━━ EXTRACTED MATERIAL
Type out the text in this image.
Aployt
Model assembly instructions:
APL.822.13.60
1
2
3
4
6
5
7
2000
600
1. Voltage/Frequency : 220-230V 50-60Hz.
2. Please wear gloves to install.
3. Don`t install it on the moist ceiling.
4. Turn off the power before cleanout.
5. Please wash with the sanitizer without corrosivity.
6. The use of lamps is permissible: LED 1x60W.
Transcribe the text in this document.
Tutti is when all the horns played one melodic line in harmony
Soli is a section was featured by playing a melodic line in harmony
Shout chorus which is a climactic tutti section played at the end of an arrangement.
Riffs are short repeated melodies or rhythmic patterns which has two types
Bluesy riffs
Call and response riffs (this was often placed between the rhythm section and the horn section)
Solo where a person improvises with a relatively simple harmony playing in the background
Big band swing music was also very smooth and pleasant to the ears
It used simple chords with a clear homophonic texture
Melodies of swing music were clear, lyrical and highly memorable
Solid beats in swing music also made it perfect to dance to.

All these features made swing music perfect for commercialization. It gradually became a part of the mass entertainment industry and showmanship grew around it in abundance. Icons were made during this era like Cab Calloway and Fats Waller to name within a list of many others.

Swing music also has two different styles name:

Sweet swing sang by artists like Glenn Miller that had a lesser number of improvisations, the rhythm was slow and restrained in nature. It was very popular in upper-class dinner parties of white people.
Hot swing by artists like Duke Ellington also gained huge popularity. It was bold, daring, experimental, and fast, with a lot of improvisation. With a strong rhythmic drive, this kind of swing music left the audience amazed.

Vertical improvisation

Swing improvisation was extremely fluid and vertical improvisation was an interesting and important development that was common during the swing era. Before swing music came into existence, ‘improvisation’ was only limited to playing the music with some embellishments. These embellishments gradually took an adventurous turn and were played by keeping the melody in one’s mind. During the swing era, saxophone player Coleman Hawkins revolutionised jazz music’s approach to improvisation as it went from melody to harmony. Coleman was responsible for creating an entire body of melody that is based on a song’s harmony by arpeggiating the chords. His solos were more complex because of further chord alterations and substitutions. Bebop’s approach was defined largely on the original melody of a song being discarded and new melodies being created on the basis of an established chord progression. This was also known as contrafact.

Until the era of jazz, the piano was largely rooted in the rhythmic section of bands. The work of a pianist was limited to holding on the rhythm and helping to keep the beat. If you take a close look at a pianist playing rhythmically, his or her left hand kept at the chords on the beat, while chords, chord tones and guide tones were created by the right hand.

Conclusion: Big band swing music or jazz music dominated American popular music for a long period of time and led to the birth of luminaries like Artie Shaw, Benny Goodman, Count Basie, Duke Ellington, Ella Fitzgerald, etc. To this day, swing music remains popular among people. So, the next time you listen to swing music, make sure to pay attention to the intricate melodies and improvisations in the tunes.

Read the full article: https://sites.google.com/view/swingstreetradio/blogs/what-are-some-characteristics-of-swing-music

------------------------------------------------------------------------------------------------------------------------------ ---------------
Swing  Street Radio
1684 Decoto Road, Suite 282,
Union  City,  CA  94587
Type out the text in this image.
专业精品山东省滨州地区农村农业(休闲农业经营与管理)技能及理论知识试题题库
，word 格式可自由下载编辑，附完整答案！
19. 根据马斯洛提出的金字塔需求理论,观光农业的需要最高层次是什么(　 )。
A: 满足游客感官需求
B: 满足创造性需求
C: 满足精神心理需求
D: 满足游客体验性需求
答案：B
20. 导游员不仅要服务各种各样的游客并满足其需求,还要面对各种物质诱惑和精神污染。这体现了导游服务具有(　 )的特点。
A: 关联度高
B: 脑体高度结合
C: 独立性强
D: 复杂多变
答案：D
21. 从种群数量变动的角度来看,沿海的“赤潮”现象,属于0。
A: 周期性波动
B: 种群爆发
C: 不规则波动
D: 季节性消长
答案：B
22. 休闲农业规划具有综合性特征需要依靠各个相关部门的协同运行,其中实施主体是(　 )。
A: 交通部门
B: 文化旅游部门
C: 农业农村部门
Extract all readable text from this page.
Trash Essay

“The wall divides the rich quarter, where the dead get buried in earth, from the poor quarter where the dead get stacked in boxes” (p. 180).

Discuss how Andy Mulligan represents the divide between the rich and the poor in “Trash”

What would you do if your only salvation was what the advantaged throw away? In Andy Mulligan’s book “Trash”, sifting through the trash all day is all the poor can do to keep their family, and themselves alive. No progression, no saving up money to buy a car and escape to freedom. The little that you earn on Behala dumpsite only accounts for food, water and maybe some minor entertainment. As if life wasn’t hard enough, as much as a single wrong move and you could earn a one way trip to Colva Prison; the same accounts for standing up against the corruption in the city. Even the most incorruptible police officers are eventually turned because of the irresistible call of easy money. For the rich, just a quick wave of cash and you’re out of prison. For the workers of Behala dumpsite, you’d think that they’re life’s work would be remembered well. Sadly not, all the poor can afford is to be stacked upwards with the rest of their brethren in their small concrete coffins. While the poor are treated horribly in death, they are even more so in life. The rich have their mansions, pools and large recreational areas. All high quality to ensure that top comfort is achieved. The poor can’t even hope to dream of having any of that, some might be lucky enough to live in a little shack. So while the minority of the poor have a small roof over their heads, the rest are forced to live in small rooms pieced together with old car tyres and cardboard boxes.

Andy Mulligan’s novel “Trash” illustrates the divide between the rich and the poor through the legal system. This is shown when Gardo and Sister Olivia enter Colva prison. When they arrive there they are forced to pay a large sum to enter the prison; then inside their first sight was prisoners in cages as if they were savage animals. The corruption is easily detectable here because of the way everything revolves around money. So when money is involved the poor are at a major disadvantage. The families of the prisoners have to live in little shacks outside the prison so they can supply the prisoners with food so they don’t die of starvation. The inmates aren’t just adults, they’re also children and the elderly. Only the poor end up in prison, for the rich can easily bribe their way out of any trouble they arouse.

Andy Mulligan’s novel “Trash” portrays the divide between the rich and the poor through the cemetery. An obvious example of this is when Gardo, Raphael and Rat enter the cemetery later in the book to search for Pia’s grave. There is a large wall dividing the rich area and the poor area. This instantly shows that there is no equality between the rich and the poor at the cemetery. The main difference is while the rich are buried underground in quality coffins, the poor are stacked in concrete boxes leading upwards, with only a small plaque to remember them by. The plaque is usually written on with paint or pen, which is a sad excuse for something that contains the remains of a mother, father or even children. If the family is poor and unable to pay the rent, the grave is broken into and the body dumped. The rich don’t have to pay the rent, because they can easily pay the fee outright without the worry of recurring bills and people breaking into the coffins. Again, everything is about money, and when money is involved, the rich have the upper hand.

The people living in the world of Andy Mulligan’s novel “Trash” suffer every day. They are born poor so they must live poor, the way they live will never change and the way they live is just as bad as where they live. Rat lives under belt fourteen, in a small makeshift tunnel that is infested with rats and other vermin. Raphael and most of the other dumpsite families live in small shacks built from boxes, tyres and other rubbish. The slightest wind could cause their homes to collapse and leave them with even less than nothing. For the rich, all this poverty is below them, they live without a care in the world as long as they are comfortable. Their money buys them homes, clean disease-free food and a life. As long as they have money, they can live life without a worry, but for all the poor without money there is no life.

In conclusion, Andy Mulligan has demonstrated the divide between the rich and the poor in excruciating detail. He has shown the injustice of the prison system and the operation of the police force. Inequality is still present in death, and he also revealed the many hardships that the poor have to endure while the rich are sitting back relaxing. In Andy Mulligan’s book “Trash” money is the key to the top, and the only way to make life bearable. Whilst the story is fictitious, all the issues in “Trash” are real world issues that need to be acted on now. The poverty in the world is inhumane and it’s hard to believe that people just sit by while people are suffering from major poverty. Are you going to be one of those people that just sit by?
━━━━
### [WRITTEN INSTRUCTION]
Quote all the records. Keep every word exact.

### [TASK RESPONSE]
Type out the text in this image.
Aployt
Model assembly instructions:
APL.822.13.60
1
2
3
4
6
5
7
2000
600
1. Voltage/Frequency : 220-230V 50-60Hz.
2. Please wear gloves to install.
3. Don`t install it on the moist ceiling.
4. Turn off the power before cleanout.
5. Please wash with the sanitizer without corrosivity.
6. The use of lamps is permissible: LED 1x60W.
Transcribe the text in this document.
Tutti is when all the horns played one melodic line in harmony
Soli is a section was featured by playing a melodic line in harmony
Shout chorus which is a climactic tutti section played at the end of an arrangement.
Riffs are short repeated melodies or rhythmic patterns which has two types
Bluesy riffs
Call and response riffs (this was often placed between the rhythm section and the horn section)
Solo where a person improvises with a relatively simple harmony playing in the background
Big band swing music was also very smooth and pleasant to the ears
It used simple chords with a clear homophonic texture
Melodies of swing music were clear, lyrical and highly memorable
Solid beats in swing music also made it perfect to dance to.

All these features made swing music perfect for commercialization. It gradually became a part of the mass entertainment industry and showmanship grew around it in abundance. Icons were made during this era like Cab Calloway and Fats Waller to name within a list of many others.

Swing music also has two different styles name:

Sweet swing sang by artists like Glenn Miller that had a lesser number of improvisations, the rhythm was slow and restrained in nature. It was very popular in upper-class dinner parties of white people.
Hot swing by artists like Duke Ellington also gained huge popularity. It was bold, daring, experimental, and fast, with a lot of improvisation. With a strong rhythmic drive, this kind of swing music left the audience amazed.

Vertical improvisation

Swing improvisation was extremely fluid and vertical improvisation was an interesting and important development that was common during the swing era. Before swing music came into existence, ‘improvisation’ was only limited to playing the music with some embellishments. These embellishments gradually took an adventurous turn and were played by keeping the melody in one’s mind. During the swing era, saxophone player Coleman Hawkins revolutionised jazz music’s approach to improvisation as it went from melody to harmony. Coleman was responsible for creating an entire body of melody that is based on a song’s harmony by arpeggiating the chords. His solos were more complex because of further chord alterations and substitutions. Bebop’s approach was defined largely on the original melody of a song being discarded and new melodies being created on the basis of an established chord progression. This was also known as contrafact.

Until the era of jazz, the piano was largely rooted in the rhythmic section of bands. The work of a pianist was limited to holding on the rhythm and helping to keep the beat. If you take a close look at a pianist playing rhythmically, his or her left hand kept at the chords on the beat, while chords, chord tones and guide tones were created by the right hand.

Conclusion: Big band swing music or jazz music dominated American popular music for a long period of time and led to the birth of luminaries like Artie Shaw, Benny Goodman, Count Basie, Duke Ellington, Ella Fitzgerald, etc. To this day, swing music remains popular among people. So, the next time you listen to swing music, make sure to pay attention to the intricate melodies and improvisations in the tunes.

Read the full article: https://sites.google.com/view/swingstreetradio/blogs/what-are-some-characteristics-of-swing-music

------------------------------------------------------------------------------------------------------------------------------ ---------------
Swing  Street Radio
1684 Decoto Road, Suite 282,
Union  City,  CA  94587
Type out the text in this image.
专业精品山东省滨州地区农村农业(休闲农业经营与管理)技能及理论知识试题题库
，word 格式可自由下载编辑，附完整答案！
19. 根据马斯洛提出的金字塔需求理论,观光农业的需要最高层次是什么(　 )。
A: 满足游客感官需求
B: 满足创造性需求
C: 满足精神心理需求
D: 满足游客体验性需求
答案：B
20. 导游员不仅要服务各种各样的游客并满足其需求,还要面对各种物质诱惑和精神污染。这体现了导游服务具有(　 )的特点。
A: 关联度高
B: 脑体高度结合
C: 独立性强
D: 复杂多变
答案：D
21. 从种群数量变动的角度来看,沿海的“赤潮”现象,属于0。
A: 周期性波动
B: 种群爆发
C: 不规则波动
D: 季节性消长
答案：B
22. 休闲农业规划具有综合性特征需要依靠各个相关部门的协同运行,其中实施主体是(　 )。
A: 交通部门
B: 文化旅游部门
C: 农业农村部门
Extract all readable text from this page.
Trash Essay

“The wall divides the rich quarter, where the dead get buried in earth, from the poor quarter where the dead get stacked in boxes” (p. 180).

Discuss how Andy Mulligan represents the divide between the rich and the poor in “Trash”

What would you do if your only salvation was what the advantaged throw away? In Andy Mulligan’s book “Trash”, sifting through the trash all day is all the poor can do to keep their family, and themselves alive. No progression, no saving up money to buy a car and escape to freedom. The little that you earn on Behala dumpsite only accounts for food, water and maybe some minor entertainment. As if life wasn’t hard enough, as much as a single wrong move and you could earn a one way trip to Colva Prison; the same accounts for standing up against the corruption in the city. Even the most incorruptible police officers are eventually turned because of the irresistible call of easy money. For the rich, just a quick wave of cash and you’re out of prison. For the workers of Behala dumpsite, you’d think that they’re life’s work would be remembered well. Sadly not, all the poor can afford is to be stacked upwards with the rest of their brethren in their small concrete coffins. While the poor are treated horribly in death, they are even more so in life. The rich have their mansions, pools and large recreational areas. All high quality to ensure that top comfort is achieved. The poor can’t even hope to dream of having any of that, some might be lucky enough to live in a little shack. So while the minority of the poor have a small roof over their heads, the rest are forced to live in small rooms pieced together with old car tyres and cardboard boxes.

Andy Mulligan’s novel “Trash” illustrates the divide between the rich and the poor through the legal system. This is shown when Gardo and Sister Olivia enter Colva prison. When they arrive there they are forced to pay a large sum to enter the prison; then inside their first sight was prisoners in cages as if they were savage animals. The corruption is easily detectable here because of the way everything revolves around money. So when money is involved the poor are at a major disadvantage. The families of the prisoners have to live in little shacks outside the prison so they can supply the prisoners with food so they don’t die of starvation. The inmates aren’t just adults, they’re also children and the elderly. Only the poor end up in prison, for the rich can easily bribe their way out of any trouble they arouse.

Andy Mulligan’s novel “Trash” portrays the divide between the rich and the poor through the cemetery. An obvious example of this is when Gardo, Raphael and Rat enter the cemetery later in the book to search for Pia’s grave. There is a large wall dividing the rich area and the poor area. This instantly shows that there is no equality between the rich and the poor at the cemetery. The main difference is while the rich are buried underground in quality coffins, the poor are stacked in concrete boxes leading upwards, with only a small plaque to remember them by. The plaque is usually written on with paint or pen, which is a sad excuse for something that contains the remains of a mother, father or even children. If the family is poor and unable to pay the rent, the grave is broken into and the body dumped. The rich don’t have to pay the rent, because they can easily pay the fee outright without the worry of recurring bills and people breaking into the coffins. Again, everything is about money, and when money is involved, the rich have the upper hand.

The people living in the world of Andy Mulligan’s novel “Trash” suffer every day. They are born poor so they must live poor, the way they live will never change and the way they live is just as bad as where they live. Rat lives under belt fourteen, in a small makeshift tunnel that is infested with rats and other vermin. Raphael and most of the other dumpsite families live in small shacks built from boxes, tyres and other rubbish. The slightest wind could cause their homes to collapse and leave them with even less than nothing. For the rich, all this poverty is below them, they live without a care in the world as long as they are comfortable. Their money buys them homes, clean disease-free food and a life. As long as they have money, they can live life without a worry, but for all the poor without money there is no life.

In conclusion, Andy Mulligan has demonstrated the divide between the rich and the poor in excruciating detail. He has shown the injustice of the prison system and the operation of the police force. Inequality is still present in death, and he also revealed the many hardships that the poor have to endure while the rich are sitting back relaxing. In Andy Mulligan’s book “Trash” money is the key to the top, and the only way to make life bearable. Whilst the story is fictitious, all the issues in “Trash” are real world issues that need to be acted on now. The poverty in the world is inhumane and it’s hard to believe that people just sit by while people are suffering from major poverty. Are you going to be one of those people that just sit by?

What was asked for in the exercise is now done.